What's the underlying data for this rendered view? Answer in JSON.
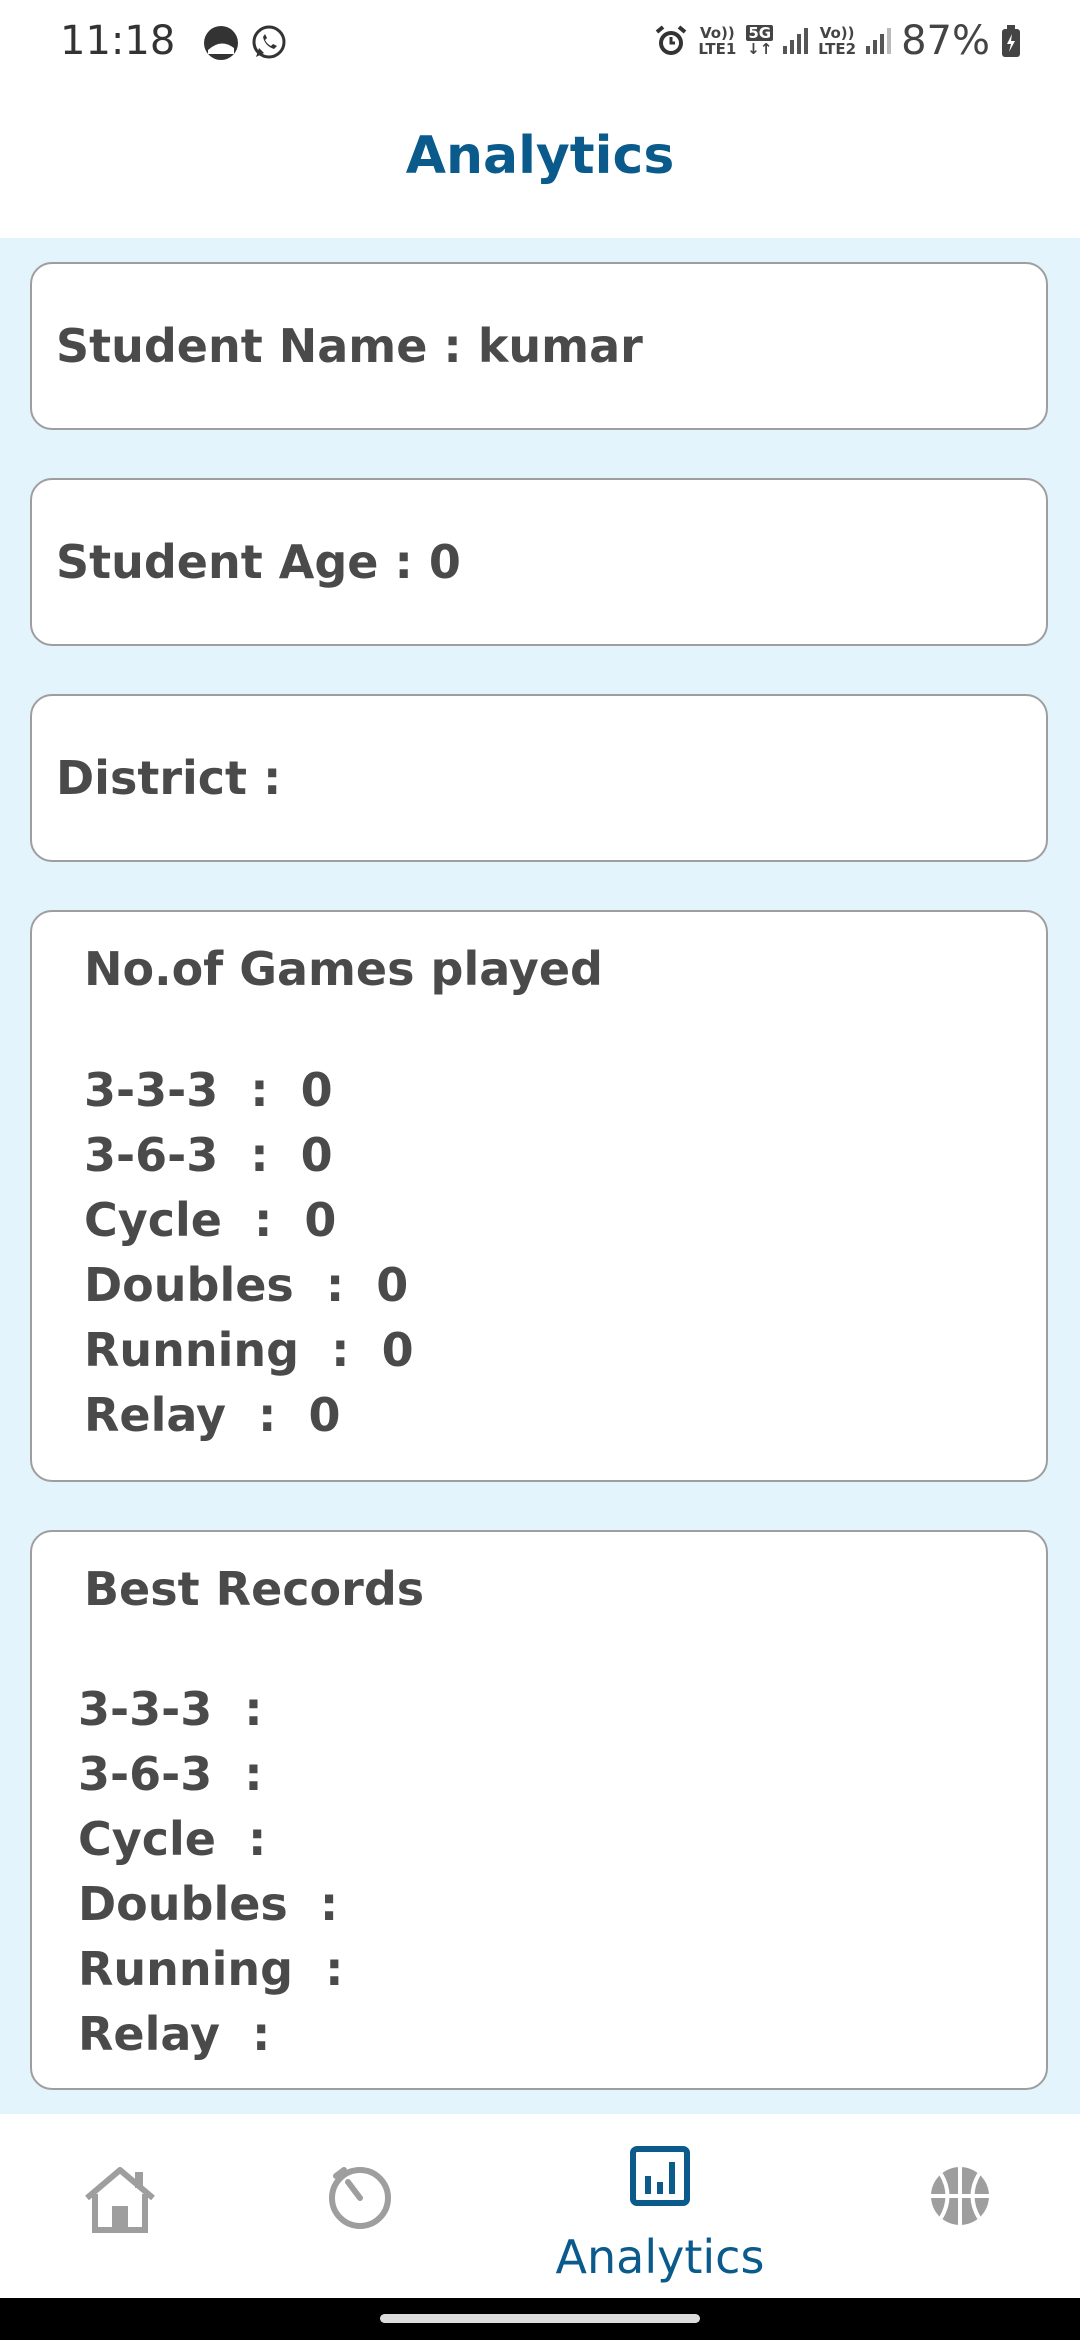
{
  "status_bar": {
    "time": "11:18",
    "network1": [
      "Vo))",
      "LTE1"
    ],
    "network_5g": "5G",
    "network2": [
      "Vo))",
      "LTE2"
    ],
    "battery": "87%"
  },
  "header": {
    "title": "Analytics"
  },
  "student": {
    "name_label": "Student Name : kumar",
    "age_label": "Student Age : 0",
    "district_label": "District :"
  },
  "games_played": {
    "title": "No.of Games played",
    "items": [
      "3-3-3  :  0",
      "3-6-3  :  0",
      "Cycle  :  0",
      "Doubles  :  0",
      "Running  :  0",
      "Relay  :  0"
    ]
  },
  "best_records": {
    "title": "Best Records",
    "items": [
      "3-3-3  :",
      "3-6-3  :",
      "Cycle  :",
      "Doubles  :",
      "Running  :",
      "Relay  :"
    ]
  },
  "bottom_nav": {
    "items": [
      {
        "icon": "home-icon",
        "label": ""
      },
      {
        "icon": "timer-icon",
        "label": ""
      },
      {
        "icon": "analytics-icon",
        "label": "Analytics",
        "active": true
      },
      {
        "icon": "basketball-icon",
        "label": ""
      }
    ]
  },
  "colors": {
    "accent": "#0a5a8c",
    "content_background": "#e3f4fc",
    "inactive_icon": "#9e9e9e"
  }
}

_ _ _ _ _ _ _

STATED GOAL: Restate each entry word for word, please, but drop any images it holds.

CORRECT ANSWER:
What's the underlying data for this rendered view? Answer in JSON.
{
  "status_bar": {
    "time": "11:18",
    "network1": [
      "Vo))",
      "LTE1"
    ],
    "network_5g": "5G",
    "network2": [
      "Vo))",
      "LTE2"
    ],
    "battery": "87%"
  },
  "header": {
    "title": "Analytics"
  },
  "student": {
    "name_label": "Student Name : kumar",
    "age_label": "Student Age : 0",
    "district_label": "District :"
  },
  "games_played": {
    "title": "No.of Games played",
    "items": [
      "3-3-3  :  0",
      "3-6-3  :  0",
      "Cycle  :  0",
      "Doubles  :  0",
      "Running  :  0",
      "Relay  :  0"
    ]
  },
  "best_records": {
    "title": "Best Records",
    "items": [
      "3-3-3  :",
      "3-6-3  :",
      "Cycle  :",
      "Doubles  :",
      "Running  :",
      "Relay  :"
    ]
  },
  "bottom_nav": {
    "items": [
      {
        "icon": "home-icon",
        "label": ""
      },
      {
        "icon": "timer-icon",
        "label": ""
      },
      {
        "icon": "analytics-icon",
        "label": "Analytics",
        "active": true
      },
      {
        "icon": "basketball-icon",
        "label": ""
      }
    ]
  },
  "colors": {
    "accent": "#0a5a8c",
    "content_background": "#e3f4fc",
    "inactive_icon": "#9e9e9e"
  }
}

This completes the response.